(begin)

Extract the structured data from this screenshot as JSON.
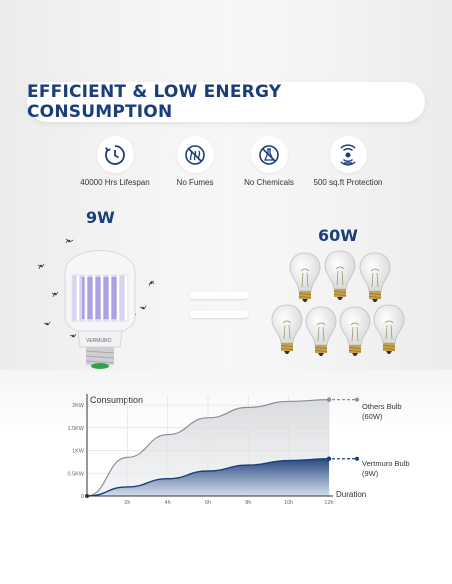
{
  "banner": {
    "title": "EFFICIENT & LOW ENERGY CONSUMPTION"
  },
  "features": [
    {
      "label": "40000 Hrs Lifespan",
      "icon": "clock-icon"
    },
    {
      "label": "No Fumes",
      "icon": "no-fumes-icon"
    },
    {
      "label": "No Chemicals",
      "icon": "no-chemicals-icon"
    },
    {
      "label": "500 sq.ft Protection",
      "icon": "protection-radius-icon"
    }
  ],
  "comparison": {
    "left_watt": "9W",
    "right_watt": "60W",
    "bulb_brand_text": "VERMURO"
  },
  "chart": {
    "title": "Consumption",
    "duration_label": "Duration",
    "accent_color": "#1b3e7a",
    "others_color": "#8a8f96"
  },
  "chart_data": {
    "type": "area",
    "title": "",
    "ylabel": "Consumption",
    "xlabel": "Duration",
    "x": [
      "0",
      "2h",
      "4h",
      "6h",
      "8h",
      "10h",
      "12h"
    ],
    "y_ticks": [
      "0",
      "0.5KW",
      "1KW",
      "1.5KW",
      "2KW"
    ],
    "ylim": [
      0,
      2.2
    ],
    "grid": true,
    "series": [
      {
        "name": "Others Bulb (60W)",
        "line1": "Others Bulb",
        "line2": "(60W)",
        "values": [
          0,
          0.85,
          1.35,
          1.72,
          1.95,
          2.08,
          2.12
        ]
      },
      {
        "name": "Vertmuro Bulb (9W)",
        "line1": "Vertmuro Bulb",
        "line2": "(9W)",
        "values": [
          0,
          0.2,
          0.38,
          0.55,
          0.68,
          0.78,
          0.82
        ]
      }
    ]
  }
}
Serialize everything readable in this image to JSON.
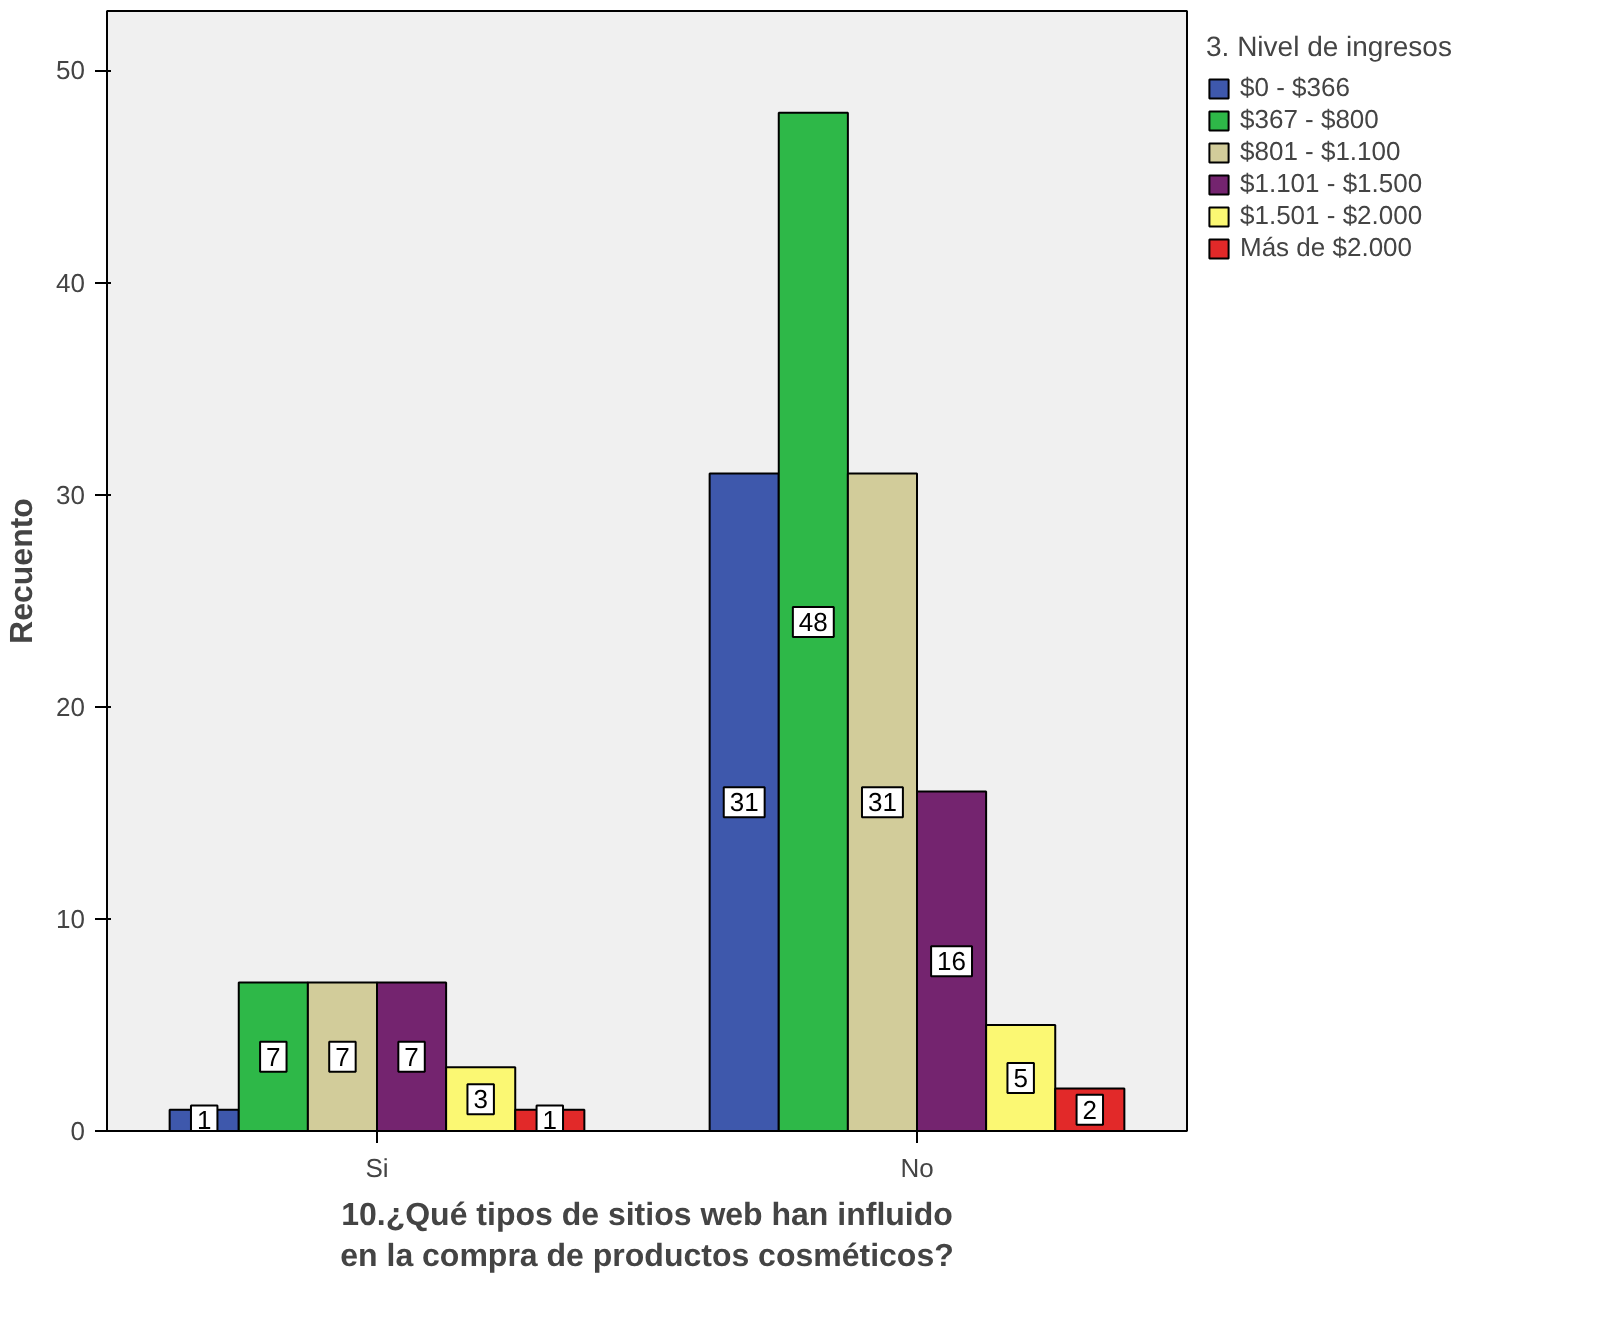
{
  "chart_data": {
    "type": "bar",
    "xlabel": "10.¿Qué tipos de sitios web han influido en la compra de productos cosméticos?",
    "ylabel": "Recuento",
    "legend_title": "3. Nivel de ingresos",
    "categories": [
      "Si",
      "No"
    ],
    "series": [
      {
        "name": "$0 - $366",
        "color": "#3e58ac",
        "values": [
          1,
          31
        ]
      },
      {
        "name": "$367 - $800",
        "color": "#2eb848",
        "values": [
          7,
          48
        ]
      },
      {
        "name": "$801 - $1.100",
        "color": "#d2cc9a",
        "values": [
          7,
          31
        ]
      },
      {
        "name": "$1.101 - $1.500",
        "color": "#74246f",
        "values": [
          7,
          16
        ]
      },
      {
        "name": "$1.501 - $2.000",
        "color": "#fbf873",
        "values": [
          3,
          5
        ]
      },
      {
        "name": "Más de $2.000",
        "color": "#e22929",
        "values": [
          1,
          2
        ]
      }
    ],
    "ylim": [
      0,
      52.8
    ],
    "yticks": [
      0,
      10,
      20,
      30,
      40,
      50
    ],
    "grid": false,
    "legend": "right",
    "data_labels": true
  }
}
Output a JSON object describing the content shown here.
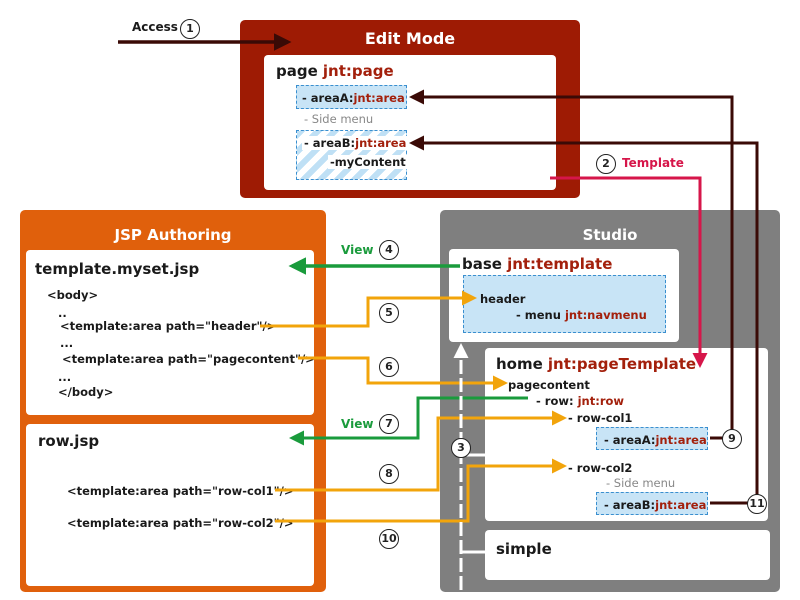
{
  "access": {
    "label": "Access",
    "step": "1"
  },
  "edit_mode": {
    "title": "Edit Mode",
    "page_name": "page",
    "page_type": "jnt:page",
    "area_a_name": "- areaA:",
    "area_a_type": "jnt:area",
    "side_menu": "- Side menu",
    "area_b_name": "- areaB:",
    "area_b_type": "jnt:area",
    "my_content": "-myContent"
  },
  "template_link": {
    "step": "2",
    "label": "Template"
  },
  "jsp_authoring": {
    "title": "JSP Authoring",
    "template_file": "template.myset.jsp",
    "template_lines": [
      "<body>",
      "..",
      "<template:area path=\"header\"/>",
      "...",
      "<template:area path=\"pagecontent\"/>",
      "...",
      "</body>"
    ],
    "row_file": "row.jsp",
    "row_lines": [
      "<template:area path=\"row-col1\"/>",
      "<template:area path=\"row-col2\"/>"
    ]
  },
  "studio": {
    "title": "Studio",
    "base_name": "base",
    "base_type": "jnt:template",
    "header": "header",
    "menu_prefix": "- menu",
    "menu_type": "jnt:navmenu",
    "home_name": "home",
    "home_type": "jnt:pageTemplate",
    "pagecontent": "pagecontent",
    "row_prefix": "- row:",
    "row_type": "jnt:row",
    "row_col1": "- row-col1",
    "area_a_name": "- areaA:",
    "area_a_type": "jnt:area",
    "row_col2": "- row-col2",
    "side_menu": "- Side menu",
    "area_b_name": "- areaB:",
    "area_b_type": "jnt:area",
    "simple": "simple"
  },
  "steps": {
    "view_label_1": "View",
    "view_label_2": "View",
    "s3": "3",
    "s4": "4",
    "s5": "5",
    "s6": "6",
    "s7": "7",
    "s8": "8",
    "s9": "9",
    "s10": "10",
    "s11": "11"
  },
  "colors": {
    "edit_mode": "#9e1b04",
    "jsp_authoring": "#e0600c",
    "studio": "#7f7f7f",
    "area_fill": "#c8e4f6",
    "view_arrow": "#1a9b3c",
    "template_arrow": "#d6164a",
    "include_arrow": "#f2a40b",
    "link_arrow": "#3a0a06"
  }
}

(end)

## Task details
Drop the images and quote the entries word for word.

## Correct answer
Extract the structured data from this screenshot as JSON.
{
  "banner": {
    "title": "EFFICIENT & LOW ENERGY CONSUMPTION"
  },
  "features": [
    {
      "label": "40000 Hrs Lifespan",
      "icon": "clock-icon"
    },
    {
      "label": "No Fumes",
      "icon": "no-fumes-icon"
    },
    {
      "label": "No Chemicals",
      "icon": "no-chemicals-icon"
    },
    {
      "label": "500 sq.ft Protection",
      "icon": "protection-radius-icon"
    }
  ],
  "comparison": {
    "left_watt": "9W",
    "right_watt": "60W",
    "bulb_brand_text": "VERMURO"
  },
  "chart": {
    "title": "Consumption",
    "duration_label": "Duration",
    "accent_color": "#1b3e7a",
    "others_color": "#8a8f96"
  },
  "chart_data": {
    "type": "area",
    "title": "",
    "ylabel": "Consumption",
    "xlabel": "Duration",
    "x": [
      "0",
      "2h",
      "4h",
      "6h",
      "8h",
      "10h",
      "12h"
    ],
    "y_ticks": [
      "0",
      "0.5KW",
      "1KW",
      "1.5KW",
      "2KW"
    ],
    "ylim": [
      0,
      2.2
    ],
    "grid": true,
    "series": [
      {
        "name": "Others Bulb (60W)",
        "line1": "Others Bulb",
        "line2": "(60W)",
        "values": [
          0,
          0.85,
          1.35,
          1.72,
          1.95,
          2.08,
          2.12
        ]
      },
      {
        "name": "Vertmuro Bulb (9W)",
        "line1": "Vertmuro Bulb",
        "line2": "(9W)",
        "values": [
          0,
          0.2,
          0.38,
          0.55,
          0.68,
          0.78,
          0.82
        ]
      }
    ]
  }
}
Serialize everything readable in this image to JSON.
{
  "chart_data": {
    "type": "bar",
    "xlabel": "10.¿Qué tipos de sitios web han influido en la compra de productos cosméticos?",
    "ylabel": "Recuento",
    "legend_title": "3. Nivel de ingresos",
    "categories": [
      "Si",
      "No"
    ],
    "series": [
      {
        "name": "$0 - $366",
        "color": "#3e58ac",
        "values": [
          1,
          31
        ]
      },
      {
        "name": "$367 - $800",
        "color": "#2eb848",
        "values": [
          7,
          48
        ]
      },
      {
        "name": "$801 - $1.100",
        "color": "#d2cc9a",
        "values": [
          7,
          31
        ]
      },
      {
        "name": "$1.101 - $1.500",
        "color": "#74246f",
        "values": [
          7,
          16
        ]
      },
      {
        "name": "$1.501 - $2.000",
        "color": "#fbf873",
        "values": [
          3,
          5
        ]
      },
      {
        "name": "Más de $2.000",
        "color": "#e22929",
        "values": [
          1,
          2
        ]
      }
    ],
    "ylim": [
      0,
      52.8
    ],
    "yticks": [
      0,
      10,
      20,
      30,
      40,
      50
    ],
    "grid": false,
    "legend": "right",
    "data_labels": true
  }
}
Output a JSON object describing the content shown here.
{
  "access": {
    "label": "Access",
    "step": "1"
  },
  "edit_mode": {
    "title": "Edit Mode",
    "page_name": "page",
    "page_type": "jnt:page",
    "area_a_name": "- areaA:",
    "area_a_type": "jnt:area",
    "side_menu": "- Side menu",
    "area_b_name": "- areaB:",
    "area_b_type": "jnt:area",
    "my_content": "-myContent"
  },
  "template_link": {
    "step": "2",
    "label": "Template"
  },
  "jsp_authoring": {
    "title": "JSP Authoring",
    "template_file": "template.myset.jsp",
    "template_lines": [
      "<body>",
      "..",
      "<template:area path=\"header\"/>",
      "...",
      "<template:area path=\"pagecontent\"/>",
      "...",
      "</body>"
    ],
    "row_file": "row.jsp",
    "row_lines": [
      "<template:area path=\"row-col1\"/>",
      "<template:area path=\"row-col2\"/>"
    ]
  },
  "studio": {
    "title": "Studio",
    "base_name": "base",
    "base_type": "jnt:template",
    "header": "header",
    "menu_prefix": "- menu",
    "menu_type": "jnt:navmenu",
    "home_name": "home",
    "home_type": "jnt:pageTemplate",
    "pagecontent": "pagecontent",
    "row_prefix": "- row:",
    "row_type": "jnt:row",
    "row_col1": "- row-col1",
    "area_a_name": "- areaA:",
    "area_a_type": "jnt:area",
    "row_col2": "- row-col2",
    "side_menu": "- Side menu",
    "area_b_name": "- areaB:",
    "area_b_type": "jnt:area",
    "simple": "simple"
  },
  "steps": {
    "view_label_1": "View",
    "view_label_2": "View",
    "s3": "3",
    "s4": "4",
    "s5": "5",
    "s6": "6",
    "s7": "7",
    "s8": "8",
    "s9": "9",
    "s10": "10",
    "s11": "11"
  },
  "colors": {
    "edit_mode": "#9e1b04",
    "jsp_authoring": "#e0600c",
    "studio": "#7f7f7f",
    "area_fill": "#c8e4f6",
    "view_arrow": "#1a9b3c",
    "template_arrow": "#d6164a",
    "include_arrow": "#f2a40b",
    "link_arrow": "#3a0a06"
  }
}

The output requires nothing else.